> [Exercise task] Under this task are some entries; return every one of them exactly.

> [Dataset items]
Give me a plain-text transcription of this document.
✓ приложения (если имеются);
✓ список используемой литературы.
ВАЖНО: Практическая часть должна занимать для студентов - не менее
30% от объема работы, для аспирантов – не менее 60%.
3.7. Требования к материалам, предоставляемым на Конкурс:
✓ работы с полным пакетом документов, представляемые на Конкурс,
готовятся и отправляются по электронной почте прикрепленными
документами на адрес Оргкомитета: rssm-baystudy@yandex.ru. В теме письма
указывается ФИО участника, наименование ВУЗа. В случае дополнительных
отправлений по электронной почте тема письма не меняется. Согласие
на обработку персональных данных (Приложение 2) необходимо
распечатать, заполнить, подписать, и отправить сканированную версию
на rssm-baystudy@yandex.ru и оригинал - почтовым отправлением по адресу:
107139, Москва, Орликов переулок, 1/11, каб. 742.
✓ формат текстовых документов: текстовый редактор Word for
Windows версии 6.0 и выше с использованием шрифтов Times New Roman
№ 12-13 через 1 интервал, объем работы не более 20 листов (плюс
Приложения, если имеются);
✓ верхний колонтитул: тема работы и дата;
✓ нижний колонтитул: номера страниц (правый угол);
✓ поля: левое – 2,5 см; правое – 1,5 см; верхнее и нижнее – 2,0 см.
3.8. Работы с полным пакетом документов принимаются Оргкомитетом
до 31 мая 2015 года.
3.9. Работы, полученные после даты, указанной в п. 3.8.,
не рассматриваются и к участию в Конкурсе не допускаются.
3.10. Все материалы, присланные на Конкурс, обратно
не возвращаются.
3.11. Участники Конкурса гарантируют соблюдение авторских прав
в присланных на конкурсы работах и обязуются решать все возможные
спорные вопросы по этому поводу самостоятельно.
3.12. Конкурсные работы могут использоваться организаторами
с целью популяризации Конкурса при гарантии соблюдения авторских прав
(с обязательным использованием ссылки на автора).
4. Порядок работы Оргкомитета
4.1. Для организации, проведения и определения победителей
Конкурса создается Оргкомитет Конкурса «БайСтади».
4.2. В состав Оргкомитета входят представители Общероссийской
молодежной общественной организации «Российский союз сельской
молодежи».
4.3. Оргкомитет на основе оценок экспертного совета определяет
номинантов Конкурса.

> [Exercise response]
Give me a plain-text transcription of this document.
✓ приложения (если имеются);
✓ список используемой литературы.
ВАЖНО: Практическая часть должна занимать для студентов - не менее
30% от объема работы, для аспирантов – не менее 60%.
3.7. Требования к материалам, предоставляемым на Конкурс:
✓ работы с полным пакетом документов, представляемые на Конкурс,
готовятся и отправляются по электронной почте прикрепленными
документами на адрес Оргкомитета: rssm-baystudy@yandex.ru. В теме письма
указывается ФИО участника, наименование ВУЗа. В случае дополнительных
отправлений по электронной почте тема письма не меняется. Согласие
на обработку персональных данных (Приложение 2) необходимо
распечатать, заполнить, подписать, и отправить сканированную версию
на rssm-baystudy@yandex.ru и оригинал - почтовым отправлением по адресу:
107139, Москва, Орликов переулок, 1/11, каб. 742.
✓ формат текстовых документов: текстовый редактор Word for
Windows версии 6.0 и выше с использованием шрифтов Times New Roman
№ 12-13 через 1 интервал, объем работы не более 20 листов (плюс
Приложения, если имеются);
✓ верхний колонтитул: тема работы и дата;
✓ нижний колонтитул: номера страниц (правый угол);
✓ поля: левое – 2,5 см; правое – 1,5 см; верхнее и нижнее – 2,0 см.
3.8. Работы с полным пакетом документов принимаются Оргкомитетом
до 31 мая 2015 года.
3.9. Работы, полученные после даты, указанной в п. 3.8.,
не рассматриваются и к участию в Конкурсе не допускаются.
3.10. Все материалы, присланные на Конкурс, обратно
не возвращаются.
3.11. Участники Конкурса гарантируют соблюдение авторских прав
в присланных на конкурсы работах и обязуются решать все возможные
спорные вопросы по этому поводу самостоятельно.
3.12. Конкурсные работы могут использоваться организаторами
с целью популяризации Конкурса при гарантии соблюдения авторских прав
(с обязательным использованием ссылки на автора).
4. Порядок работы Оргкомитета
4.1. Для организации, проведения и определения победителей
Конкурса создается Оргкомитет Конкурса «БайСтади».
4.2. В состав Оргкомитета входят представители Общероссийской
молодежной общественной организации «Российский союз сельской
молодежи».
4.3. Оргкомитет на основе оценок экспертного совета определяет
номинантов Конкурса.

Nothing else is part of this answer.